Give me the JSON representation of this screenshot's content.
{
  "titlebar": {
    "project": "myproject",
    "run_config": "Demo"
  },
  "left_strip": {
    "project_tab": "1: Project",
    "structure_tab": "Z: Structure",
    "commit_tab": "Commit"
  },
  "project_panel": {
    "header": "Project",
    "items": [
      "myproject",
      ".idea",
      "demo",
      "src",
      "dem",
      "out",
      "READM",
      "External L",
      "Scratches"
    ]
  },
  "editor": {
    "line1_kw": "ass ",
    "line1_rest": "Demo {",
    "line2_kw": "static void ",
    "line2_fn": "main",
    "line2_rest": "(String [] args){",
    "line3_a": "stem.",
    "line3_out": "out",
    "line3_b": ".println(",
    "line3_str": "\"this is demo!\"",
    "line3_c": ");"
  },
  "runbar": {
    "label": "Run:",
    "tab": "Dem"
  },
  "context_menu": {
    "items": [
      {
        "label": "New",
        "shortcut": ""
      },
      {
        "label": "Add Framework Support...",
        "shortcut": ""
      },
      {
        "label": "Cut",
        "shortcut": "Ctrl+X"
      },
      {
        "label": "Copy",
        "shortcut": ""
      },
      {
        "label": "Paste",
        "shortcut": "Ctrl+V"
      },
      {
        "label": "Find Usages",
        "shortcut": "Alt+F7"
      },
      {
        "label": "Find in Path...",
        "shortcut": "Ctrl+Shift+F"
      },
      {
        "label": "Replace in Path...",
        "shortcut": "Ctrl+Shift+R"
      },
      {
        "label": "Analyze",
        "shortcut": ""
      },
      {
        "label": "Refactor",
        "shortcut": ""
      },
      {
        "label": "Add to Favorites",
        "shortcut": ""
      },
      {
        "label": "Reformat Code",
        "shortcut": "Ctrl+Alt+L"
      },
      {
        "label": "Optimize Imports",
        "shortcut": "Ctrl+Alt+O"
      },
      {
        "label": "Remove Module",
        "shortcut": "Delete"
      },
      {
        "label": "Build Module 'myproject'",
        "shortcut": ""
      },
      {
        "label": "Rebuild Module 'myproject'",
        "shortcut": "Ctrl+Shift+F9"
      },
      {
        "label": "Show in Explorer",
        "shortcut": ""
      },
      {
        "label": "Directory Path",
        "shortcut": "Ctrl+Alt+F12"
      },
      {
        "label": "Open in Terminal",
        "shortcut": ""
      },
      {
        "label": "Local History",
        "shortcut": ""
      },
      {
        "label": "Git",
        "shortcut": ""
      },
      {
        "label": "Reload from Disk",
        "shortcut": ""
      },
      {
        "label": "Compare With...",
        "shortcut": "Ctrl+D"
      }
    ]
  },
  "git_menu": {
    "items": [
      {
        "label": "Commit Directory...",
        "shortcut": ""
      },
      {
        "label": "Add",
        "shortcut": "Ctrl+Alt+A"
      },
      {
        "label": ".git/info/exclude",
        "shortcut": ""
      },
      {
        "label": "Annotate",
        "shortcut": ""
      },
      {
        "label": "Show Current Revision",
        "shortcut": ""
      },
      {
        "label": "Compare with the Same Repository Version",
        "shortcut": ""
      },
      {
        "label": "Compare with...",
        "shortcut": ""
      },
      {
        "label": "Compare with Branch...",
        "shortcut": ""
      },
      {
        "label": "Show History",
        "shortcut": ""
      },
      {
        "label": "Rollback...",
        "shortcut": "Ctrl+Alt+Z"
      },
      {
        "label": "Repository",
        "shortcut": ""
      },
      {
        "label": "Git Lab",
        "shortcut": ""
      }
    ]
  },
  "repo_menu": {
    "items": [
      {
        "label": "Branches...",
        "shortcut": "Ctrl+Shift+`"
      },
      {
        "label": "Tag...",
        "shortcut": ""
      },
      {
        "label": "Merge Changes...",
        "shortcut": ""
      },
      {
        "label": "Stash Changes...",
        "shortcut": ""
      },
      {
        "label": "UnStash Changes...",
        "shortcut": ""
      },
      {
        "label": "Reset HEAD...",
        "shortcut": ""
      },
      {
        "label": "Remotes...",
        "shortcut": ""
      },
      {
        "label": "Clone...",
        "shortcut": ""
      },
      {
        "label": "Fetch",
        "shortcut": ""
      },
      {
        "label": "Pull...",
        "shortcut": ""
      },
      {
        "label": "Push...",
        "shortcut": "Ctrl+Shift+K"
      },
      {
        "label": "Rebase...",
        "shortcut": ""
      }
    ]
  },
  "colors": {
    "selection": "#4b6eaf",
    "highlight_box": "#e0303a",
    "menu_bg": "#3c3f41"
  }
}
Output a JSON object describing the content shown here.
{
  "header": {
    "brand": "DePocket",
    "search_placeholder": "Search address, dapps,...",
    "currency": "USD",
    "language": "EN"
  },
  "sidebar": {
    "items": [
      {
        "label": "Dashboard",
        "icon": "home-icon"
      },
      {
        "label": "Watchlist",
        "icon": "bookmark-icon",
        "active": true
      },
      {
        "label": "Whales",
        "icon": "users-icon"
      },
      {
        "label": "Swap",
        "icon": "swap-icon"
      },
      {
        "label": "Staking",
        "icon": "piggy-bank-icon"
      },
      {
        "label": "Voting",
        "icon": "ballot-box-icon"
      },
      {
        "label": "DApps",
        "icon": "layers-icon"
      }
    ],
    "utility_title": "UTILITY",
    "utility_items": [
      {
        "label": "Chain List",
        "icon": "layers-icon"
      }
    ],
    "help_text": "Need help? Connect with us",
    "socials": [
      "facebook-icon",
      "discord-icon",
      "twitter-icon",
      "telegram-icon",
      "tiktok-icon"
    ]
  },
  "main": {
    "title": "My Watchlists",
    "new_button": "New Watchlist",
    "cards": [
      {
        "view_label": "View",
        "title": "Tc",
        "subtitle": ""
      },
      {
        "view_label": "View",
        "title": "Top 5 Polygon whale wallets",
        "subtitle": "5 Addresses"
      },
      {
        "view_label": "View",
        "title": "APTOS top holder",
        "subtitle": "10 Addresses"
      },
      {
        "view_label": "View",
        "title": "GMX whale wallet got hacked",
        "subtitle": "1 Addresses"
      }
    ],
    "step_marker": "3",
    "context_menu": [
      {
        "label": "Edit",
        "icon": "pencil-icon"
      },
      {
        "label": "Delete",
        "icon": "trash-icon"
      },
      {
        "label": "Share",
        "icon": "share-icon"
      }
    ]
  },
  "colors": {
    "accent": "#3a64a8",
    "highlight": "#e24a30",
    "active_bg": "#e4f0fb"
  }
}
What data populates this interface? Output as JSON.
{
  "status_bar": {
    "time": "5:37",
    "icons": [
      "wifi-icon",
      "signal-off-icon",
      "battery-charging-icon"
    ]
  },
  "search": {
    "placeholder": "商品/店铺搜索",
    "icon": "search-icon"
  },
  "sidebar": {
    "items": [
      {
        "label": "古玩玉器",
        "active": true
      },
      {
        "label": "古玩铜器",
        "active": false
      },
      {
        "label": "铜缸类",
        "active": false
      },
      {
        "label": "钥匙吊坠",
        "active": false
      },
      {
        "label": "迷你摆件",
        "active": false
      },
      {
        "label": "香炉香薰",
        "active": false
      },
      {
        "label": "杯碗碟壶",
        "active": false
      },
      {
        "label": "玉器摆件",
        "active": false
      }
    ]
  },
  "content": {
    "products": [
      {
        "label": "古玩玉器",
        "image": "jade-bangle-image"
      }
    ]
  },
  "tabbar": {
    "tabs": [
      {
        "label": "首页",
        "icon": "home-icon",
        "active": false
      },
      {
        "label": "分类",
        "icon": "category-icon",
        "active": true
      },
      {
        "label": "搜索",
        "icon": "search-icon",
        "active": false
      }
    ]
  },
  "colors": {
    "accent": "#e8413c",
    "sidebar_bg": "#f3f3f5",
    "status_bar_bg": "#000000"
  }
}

EXERCISE AIM » Copy out the whole listing exactly; please set it all down.

CORRECT RESULT »
Give me the JSON representation of this screenshot's content.
{
  "titlebar": {
    "project": "myproject",
    "run_config": "Demo"
  },
  "left_strip": {
    "project_tab": "1: Project",
    "structure_tab": "Z: Structure",
    "commit_tab": "Commit"
  },
  "project_panel": {
    "header": "Project",
    "items": [
      "myproject",
      ".idea",
      "demo",
      "src",
      "dem",
      "out",
      "READM",
      "External L",
      "Scratches"
    ]
  },
  "editor": {
    "line1_kw": "ass ",
    "line1_rest": "Demo {",
    "line2_kw": "static void ",
    "line2_fn": "main",
    "line2_rest": "(String [] args){",
    "line3_a": "stem.",
    "line3_out": "out",
    "line3_b": ".println(",
    "line3_str": "\"this is demo!\"",
    "line3_c": ");"
  },
  "runbar": {
    "label": "Run:",
    "tab": "Dem"
  },
  "context_menu": {
    "items": [
      {
        "label": "New",
        "shortcut": ""
      },
      {
        "label": "Add Framework Support...",
        "shortcut": ""
      },
      {
        "label": "Cut",
        "shortcut": "Ctrl+X"
      },
      {
        "label": "Copy",
        "shortcut": ""
      },
      {
        "label": "Paste",
        "shortcut": "Ctrl+V"
      },
      {
        "label": "Find Usages",
        "shortcut": "Alt+F7"
      },
      {
        "label": "Find in Path...",
        "shortcut": "Ctrl+Shift+F"
      },
      {
        "label": "Replace in Path...",
        "shortcut": "Ctrl+Shift+R"
      },
      {
        "label": "Analyze",
        "shortcut": ""
      },
      {
        "label": "Refactor",
        "shortcut": ""
      },
      {
        "label": "Add to Favorites",
        "shortcut": ""
      },
      {
        "label": "Reformat Code",
        "shortcut": "Ctrl+Alt+L"
      },
      {
        "label": "Optimize Imports",
        "shortcut": "Ctrl+Alt+O"
      },
      {
        "label": "Remove Module",
        "shortcut": "Delete"
      },
      {
        "label": "Build Module 'myproject'",
        "shortcut": ""
      },
      {
        "label": "Rebuild Module 'myproject'",
        "shortcut": "Ctrl+Shift+F9"
      },
      {
        "label": "Show in Explorer",
        "shortcut": ""
      },
      {
        "label": "Directory Path",
        "shortcut": "Ctrl+Alt+F12"
      },
      {
        "label": "Open in Terminal",
        "shortcut": ""
      },
      {
        "label": "Local History",
        "shortcut": ""
      },
      {
        "label": "Git",
        "shortcut": ""
      },
      {
        "label": "Reload from Disk",
        "shortcut": ""
      },
      {
        "label": "Compare With...",
        "shortcut": "Ctrl+D"
      }
    ]
  },
  "git_menu": {
    "items": [
      {
        "label": "Commit Directory...",
        "shortcut": ""
      },
      {
        "label": "Add",
        "shortcut": "Ctrl+Alt+A"
      },
      {
        "label": ".git/info/exclude",
        "shortcut": ""
      },
      {
        "label": "Annotate",
        "shortcut": ""
      },
      {
        "label": "Show Current Revision",
        "shortcut": ""
      },
      {
        "label": "Compare with the Same Repository Version",
        "shortcut": ""
      },
      {
        "label": "Compare with...",
        "shortcut": ""
      },
      {
        "label": "Compare with Branch...",
        "shortcut": ""
      },
      {
        "label": "Show History",
        "shortcut": ""
      },
      {
        "label": "Rollback...",
        "shortcut": "Ctrl+Alt+Z"
      },
      {
        "label": "Repository",
        "shortcut": ""
      },
      {
        "label": "Git Lab",
        "shortcut": ""
      }
    ]
  },
  "repo_menu": {
    "items": [
      {
        "label": "Branches...",
        "shortcut": "Ctrl+Shift+`"
      },
      {
        "label": "Tag...",
        "shortcut": ""
      },
      {
        "label": "Merge Changes...",
        "shortcut": ""
      },
      {
        "label": "Stash Changes...",
        "shortcut": ""
      },
      {
        "label": "UnStash Changes...",
        "shortcut": ""
      },
      {
        "label": "Reset HEAD...",
        "shortcut": ""
      },
      {
        "label": "Remotes...",
        "shortcut": ""
      },
      {
        "label": "Clone...",
        "shortcut": ""
      },
      {
        "label": "Fetch",
        "shortcut": ""
      },
      {
        "label": "Pull...",
        "shortcut": ""
      },
      {
        "label": "Push...",
        "shortcut": "Ctrl+Shift+K"
      },
      {
        "label": "Rebase...",
        "shortcut": ""
      }
    ]
  },
  "colors": {
    "selection": "#4b6eaf",
    "highlight_box": "#e0303a",
    "menu_bg": "#3c3f41"
  }
}
Output a JSON object describing the content shown here.
{
  "header": {
    "brand": "DePocket",
    "search_placeholder": "Search address, dapps,...",
    "currency": "USD",
    "language": "EN"
  },
  "sidebar": {
    "items": [
      {
        "label": "Dashboard",
        "icon": "home-icon"
      },
      {
        "label": "Watchlist",
        "icon": "bookmark-icon",
        "active": true
      },
      {
        "label": "Whales",
        "icon": "users-icon"
      },
      {
        "label": "Swap",
        "icon": "swap-icon"
      },
      {
        "label": "Staking",
        "icon": "piggy-bank-icon"
      },
      {
        "label": "Voting",
        "icon": "ballot-box-icon"
      },
      {
        "label": "DApps",
        "icon": "layers-icon"
      }
    ],
    "utility_title": "UTILITY",
    "utility_items": [
      {
        "label": "Chain List",
        "icon": "layers-icon"
      }
    ],
    "help_text": "Need help? Connect with us",
    "socials": [
      "facebook-icon",
      "discord-icon",
      "twitter-icon",
      "telegram-icon",
      "tiktok-icon"
    ]
  },
  "main": {
    "title": "My Watchlists",
    "new_button": "New Watchlist",
    "cards": [
      {
        "view_label": "View",
        "title": "Tc",
        "subtitle": ""
      },
      {
        "view_label": "View",
        "title": "Top 5 Polygon whale wallets",
        "subtitle": "5 Addresses"
      },
      {
        "view_label": "View",
        "title": "APTOS top holder",
        "subtitle": "10 Addresses"
      },
      {
        "view_label": "View",
        "title": "GMX whale wallet got hacked",
        "subtitle": "1 Addresses"
      }
    ],
    "step_marker": "3",
    "context_menu": [
      {
        "label": "Edit",
        "icon": "pencil-icon"
      },
      {
        "label": "Delete",
        "icon": "trash-icon"
      },
      {
        "label": "Share",
        "icon": "share-icon"
      }
    ]
  },
  "colors": {
    "accent": "#3a64a8",
    "highlight": "#e24a30",
    "active_bg": "#e4f0fb"
  }
}
What data populates this interface? Output as JSON.
{
  "status_bar": {
    "time": "5:37",
    "icons": [
      "wifi-icon",
      "signal-off-icon",
      "battery-charging-icon"
    ]
  },
  "search": {
    "placeholder": "商品/店铺搜索",
    "icon": "search-icon"
  },
  "sidebar": {
    "items": [
      {
        "label": "古玩玉器",
        "active": true
      },
      {
        "label": "古玩铜器",
        "active": false
      },
      {
        "label": "铜缸类",
        "active": false
      },
      {
        "label": "钥匙吊坠",
        "active": false
      },
      {
        "label": "迷你摆件",
        "active": false
      },
      {
        "label": "香炉香薰",
        "active": false
      },
      {
        "label": "杯碗碟壶",
        "active": false
      },
      {
        "label": "玉器摆件",
        "active": false
      }
    ]
  },
  "content": {
    "products": [
      {
        "label": "古玩玉器",
        "image": "jade-bangle-image"
      }
    ]
  },
  "tabbar": {
    "tabs": [
      {
        "label": "首页",
        "icon": "home-icon",
        "active": false
      },
      {
        "label": "分类",
        "icon": "category-icon",
        "active": true
      },
      {
        "label": "搜索",
        "icon": "search-icon",
        "active": false
      }
    ]
  },
  "colors": {
    "accent": "#e8413c",
    "sidebar_bg": "#f3f3f5",
    "status_bar_bg": "#000000"
  }
}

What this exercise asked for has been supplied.